> **REQUIRED WORK**
Find the string "screenshot" in the records. Copy every line it appears in.
### INFORMATION PROVIDED
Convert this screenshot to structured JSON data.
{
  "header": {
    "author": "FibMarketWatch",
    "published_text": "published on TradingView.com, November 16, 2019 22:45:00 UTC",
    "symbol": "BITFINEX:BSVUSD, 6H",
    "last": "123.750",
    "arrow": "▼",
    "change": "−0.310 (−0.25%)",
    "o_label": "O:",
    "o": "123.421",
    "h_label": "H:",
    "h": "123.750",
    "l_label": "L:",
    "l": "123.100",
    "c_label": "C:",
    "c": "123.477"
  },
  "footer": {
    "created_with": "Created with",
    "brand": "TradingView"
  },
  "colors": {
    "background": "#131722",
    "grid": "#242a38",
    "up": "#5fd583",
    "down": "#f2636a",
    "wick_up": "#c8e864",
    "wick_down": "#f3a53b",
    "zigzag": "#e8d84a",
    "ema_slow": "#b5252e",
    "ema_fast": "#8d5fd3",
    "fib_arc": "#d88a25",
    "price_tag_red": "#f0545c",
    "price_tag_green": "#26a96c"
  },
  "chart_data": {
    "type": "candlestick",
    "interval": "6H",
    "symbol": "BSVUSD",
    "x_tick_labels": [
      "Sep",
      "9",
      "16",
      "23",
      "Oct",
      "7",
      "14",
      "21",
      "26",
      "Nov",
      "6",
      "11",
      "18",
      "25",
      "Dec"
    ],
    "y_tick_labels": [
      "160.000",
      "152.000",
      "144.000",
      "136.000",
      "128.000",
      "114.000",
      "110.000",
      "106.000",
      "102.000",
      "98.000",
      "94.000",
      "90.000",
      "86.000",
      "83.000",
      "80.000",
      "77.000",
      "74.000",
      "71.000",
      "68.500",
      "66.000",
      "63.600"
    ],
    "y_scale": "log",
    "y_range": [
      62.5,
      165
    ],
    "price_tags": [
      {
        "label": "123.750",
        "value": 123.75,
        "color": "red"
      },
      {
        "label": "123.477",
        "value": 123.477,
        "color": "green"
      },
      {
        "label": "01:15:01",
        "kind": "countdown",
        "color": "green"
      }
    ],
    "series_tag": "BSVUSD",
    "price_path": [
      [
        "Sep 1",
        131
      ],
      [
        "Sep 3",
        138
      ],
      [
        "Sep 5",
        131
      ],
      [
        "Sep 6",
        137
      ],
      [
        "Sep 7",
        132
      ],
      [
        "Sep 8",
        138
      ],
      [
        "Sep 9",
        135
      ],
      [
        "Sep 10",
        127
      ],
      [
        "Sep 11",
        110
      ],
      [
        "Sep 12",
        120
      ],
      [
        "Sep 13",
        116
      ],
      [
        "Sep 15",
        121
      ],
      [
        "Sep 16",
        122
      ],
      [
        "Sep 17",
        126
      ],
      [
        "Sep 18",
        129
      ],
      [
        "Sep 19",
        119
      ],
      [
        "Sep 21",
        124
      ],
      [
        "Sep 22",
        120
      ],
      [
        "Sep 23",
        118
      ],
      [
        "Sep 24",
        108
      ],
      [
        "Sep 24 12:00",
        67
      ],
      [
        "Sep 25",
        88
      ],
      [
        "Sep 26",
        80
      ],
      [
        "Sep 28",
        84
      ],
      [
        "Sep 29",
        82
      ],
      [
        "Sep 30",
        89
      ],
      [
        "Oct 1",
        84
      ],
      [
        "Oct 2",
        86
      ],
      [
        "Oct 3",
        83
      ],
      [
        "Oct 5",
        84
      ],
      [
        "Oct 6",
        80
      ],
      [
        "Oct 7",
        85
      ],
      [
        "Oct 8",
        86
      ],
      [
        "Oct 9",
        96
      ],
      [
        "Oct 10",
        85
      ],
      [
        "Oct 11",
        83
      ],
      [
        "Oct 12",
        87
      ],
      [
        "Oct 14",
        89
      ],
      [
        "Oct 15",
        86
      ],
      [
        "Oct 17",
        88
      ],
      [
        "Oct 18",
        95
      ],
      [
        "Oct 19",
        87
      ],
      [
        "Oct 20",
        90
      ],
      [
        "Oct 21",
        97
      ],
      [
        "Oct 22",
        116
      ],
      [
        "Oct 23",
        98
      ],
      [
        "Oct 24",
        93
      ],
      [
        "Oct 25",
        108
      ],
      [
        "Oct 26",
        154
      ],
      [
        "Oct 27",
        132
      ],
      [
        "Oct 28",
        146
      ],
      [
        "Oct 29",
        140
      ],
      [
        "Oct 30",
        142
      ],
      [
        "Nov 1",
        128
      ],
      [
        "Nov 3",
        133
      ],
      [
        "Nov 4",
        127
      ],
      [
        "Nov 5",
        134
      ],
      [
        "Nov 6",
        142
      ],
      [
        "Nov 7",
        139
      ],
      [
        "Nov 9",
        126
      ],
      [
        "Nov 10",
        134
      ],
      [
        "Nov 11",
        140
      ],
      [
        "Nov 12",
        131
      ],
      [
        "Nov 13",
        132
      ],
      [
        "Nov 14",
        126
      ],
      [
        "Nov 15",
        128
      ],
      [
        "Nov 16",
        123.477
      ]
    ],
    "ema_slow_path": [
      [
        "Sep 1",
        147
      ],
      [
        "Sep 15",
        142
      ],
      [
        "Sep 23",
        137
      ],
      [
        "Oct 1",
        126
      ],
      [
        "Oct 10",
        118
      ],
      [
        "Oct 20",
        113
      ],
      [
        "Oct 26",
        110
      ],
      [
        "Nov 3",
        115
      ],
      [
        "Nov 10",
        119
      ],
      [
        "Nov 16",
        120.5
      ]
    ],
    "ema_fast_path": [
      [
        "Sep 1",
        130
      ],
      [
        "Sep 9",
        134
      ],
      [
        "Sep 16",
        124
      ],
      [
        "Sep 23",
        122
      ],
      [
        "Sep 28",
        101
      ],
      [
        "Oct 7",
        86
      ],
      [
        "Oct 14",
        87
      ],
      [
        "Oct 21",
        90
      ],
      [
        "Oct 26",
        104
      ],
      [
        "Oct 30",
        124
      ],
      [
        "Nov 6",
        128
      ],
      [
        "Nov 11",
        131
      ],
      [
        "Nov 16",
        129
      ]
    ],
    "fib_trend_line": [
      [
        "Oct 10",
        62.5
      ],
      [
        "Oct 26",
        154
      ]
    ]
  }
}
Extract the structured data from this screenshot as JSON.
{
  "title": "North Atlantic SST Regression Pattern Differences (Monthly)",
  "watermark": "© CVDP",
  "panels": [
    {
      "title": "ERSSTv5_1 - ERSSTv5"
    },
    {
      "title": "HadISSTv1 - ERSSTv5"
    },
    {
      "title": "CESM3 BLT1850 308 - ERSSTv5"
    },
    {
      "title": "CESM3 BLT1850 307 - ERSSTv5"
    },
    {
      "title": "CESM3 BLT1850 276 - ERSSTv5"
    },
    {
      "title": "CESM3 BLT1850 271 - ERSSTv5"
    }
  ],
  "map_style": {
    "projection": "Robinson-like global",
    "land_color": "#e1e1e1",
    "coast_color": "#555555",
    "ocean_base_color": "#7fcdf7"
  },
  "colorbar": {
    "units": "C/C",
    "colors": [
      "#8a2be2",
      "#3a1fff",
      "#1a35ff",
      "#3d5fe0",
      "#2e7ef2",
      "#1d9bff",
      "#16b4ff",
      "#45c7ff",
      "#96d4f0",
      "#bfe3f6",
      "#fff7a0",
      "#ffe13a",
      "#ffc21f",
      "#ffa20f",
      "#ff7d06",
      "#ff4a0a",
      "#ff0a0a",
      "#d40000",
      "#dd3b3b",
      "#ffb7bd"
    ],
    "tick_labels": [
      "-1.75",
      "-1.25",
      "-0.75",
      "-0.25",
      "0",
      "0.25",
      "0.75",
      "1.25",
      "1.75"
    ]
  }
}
######
> **ANSWER IN FULL**
Convert this screenshot to structured JSON data.
Extract the structured data from this screenshot as JSON.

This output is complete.